[Saved entries]
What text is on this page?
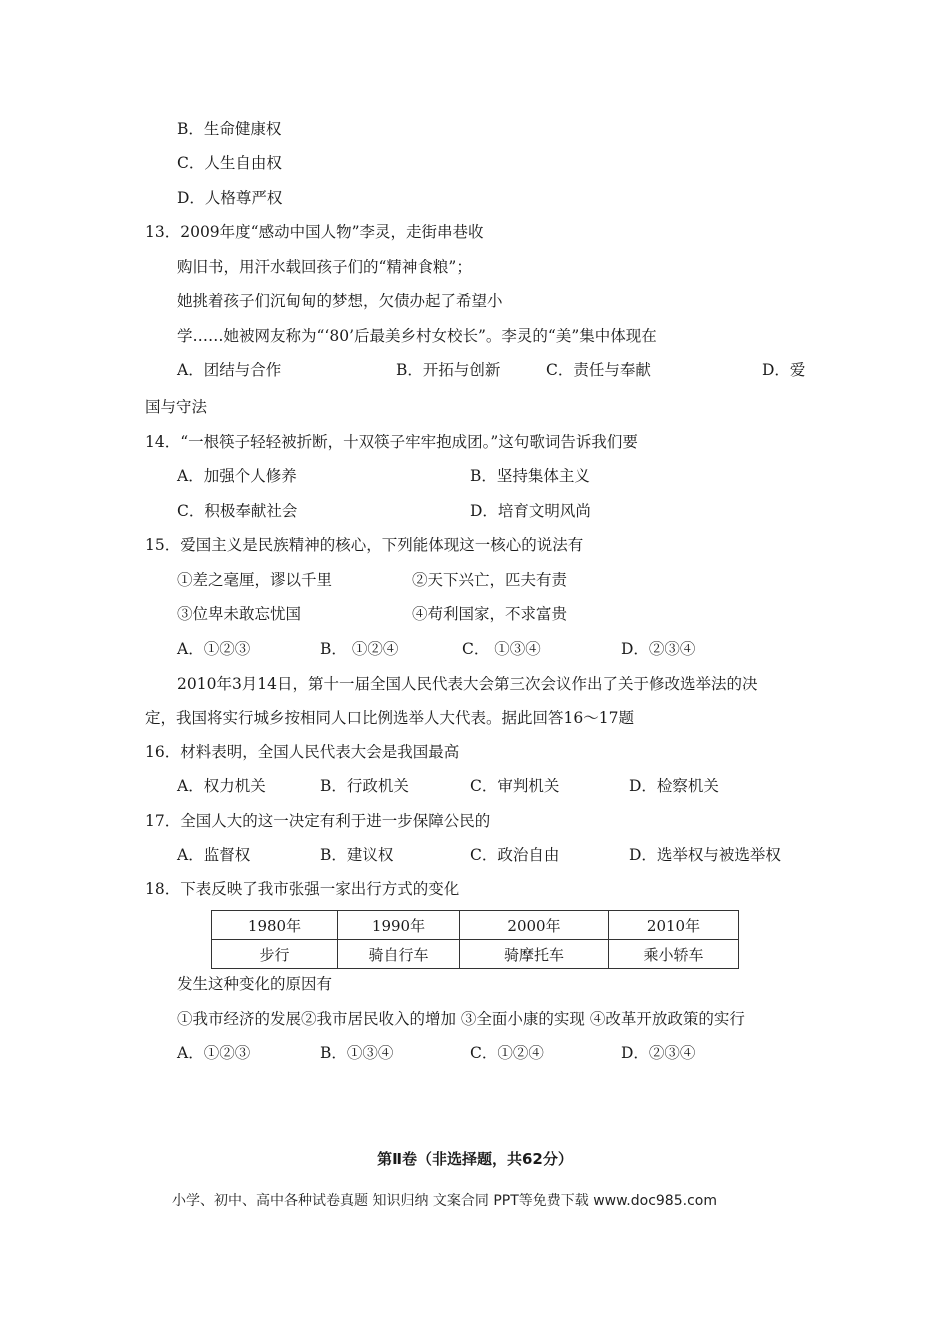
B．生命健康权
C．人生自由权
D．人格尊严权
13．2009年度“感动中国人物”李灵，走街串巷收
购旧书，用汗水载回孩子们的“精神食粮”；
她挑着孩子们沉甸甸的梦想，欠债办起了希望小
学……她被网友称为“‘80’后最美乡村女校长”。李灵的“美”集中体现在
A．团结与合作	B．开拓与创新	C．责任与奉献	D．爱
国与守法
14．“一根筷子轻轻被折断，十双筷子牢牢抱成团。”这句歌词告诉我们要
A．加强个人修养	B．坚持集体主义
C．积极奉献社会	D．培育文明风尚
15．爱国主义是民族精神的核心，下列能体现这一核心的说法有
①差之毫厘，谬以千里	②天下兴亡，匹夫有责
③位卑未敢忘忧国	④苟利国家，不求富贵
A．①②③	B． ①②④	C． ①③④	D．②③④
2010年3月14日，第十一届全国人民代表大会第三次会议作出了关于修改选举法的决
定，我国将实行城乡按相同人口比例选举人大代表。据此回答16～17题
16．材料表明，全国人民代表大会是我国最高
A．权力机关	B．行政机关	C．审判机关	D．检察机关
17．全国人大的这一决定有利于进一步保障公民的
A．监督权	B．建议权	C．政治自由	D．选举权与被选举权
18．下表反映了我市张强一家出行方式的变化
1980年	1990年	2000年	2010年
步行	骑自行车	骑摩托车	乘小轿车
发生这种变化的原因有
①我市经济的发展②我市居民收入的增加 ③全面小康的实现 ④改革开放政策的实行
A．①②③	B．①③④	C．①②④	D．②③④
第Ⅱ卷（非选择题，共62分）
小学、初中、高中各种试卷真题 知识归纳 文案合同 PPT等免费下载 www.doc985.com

» GOAL OF THE EXERCISE
Retype every entry verbatim and exclude the pictures from the copy.

» ANSWER TO THE PROBLEM
What text is on this page?
B．生命健康权
C．人生自由权
D．人格尊严权
13．2009年度“感动中国人物”李灵，走街串巷收
购旧书，用汗水载回孩子们的“精神食粮”；
她挑着孩子们沉甸甸的梦想，欠债办起了希望小
学……她被网友称为“‘80’后最美乡村女校长”。李灵的“美”集中体现在
A．团结与合作	B．开拓与创新	C．责任与奉献	D．爱
国与守法
14．“一根筷子轻轻被折断，十双筷子牢牢抱成团。”这句歌词告诉我们要
A．加强个人修养	B．坚持集体主义
C．积极奉献社会	D．培育文明风尚
15．爱国主义是民族精神的核心，下列能体现这一核心的说法有
①差之毫厘，谬以千里	②天下兴亡，匹夫有责
③位卑未敢忘忧国	④苟利国家，不求富贵
A．①②③	B． ①②④	C． ①③④	D．②③④
2010年3月14日，第十一届全国人民代表大会第三次会议作出了关于修改选举法的决
定，我国将实行城乡按相同人口比例选举人大代表。据此回答16～17题
16．材料表明，全国人民代表大会是我国最高
A．权力机关	B．行政机关	C．审判机关	D．检察机关
17．全国人大的这一决定有利于进一步保障公民的
A．监督权	B．建议权	C．政治自由	D．选举权与被选举权
18．下表反映了我市张强一家出行方式的变化
1980年	1990年	2000年	2010年
步行	骑自行车	骑摩托车	乘小轿车
发生这种变化的原因有
①我市经济的发展②我市居民收入的增加 ③全面小康的实现 ④改革开放政策的实行
A．①②③	B．①③④	C．①②④	D．②③④
第Ⅱ卷（非选择题，共62分）
小学、初中、高中各种试卷真题 知识归纳 文案合同 PPT等免费下载 www.doc985.com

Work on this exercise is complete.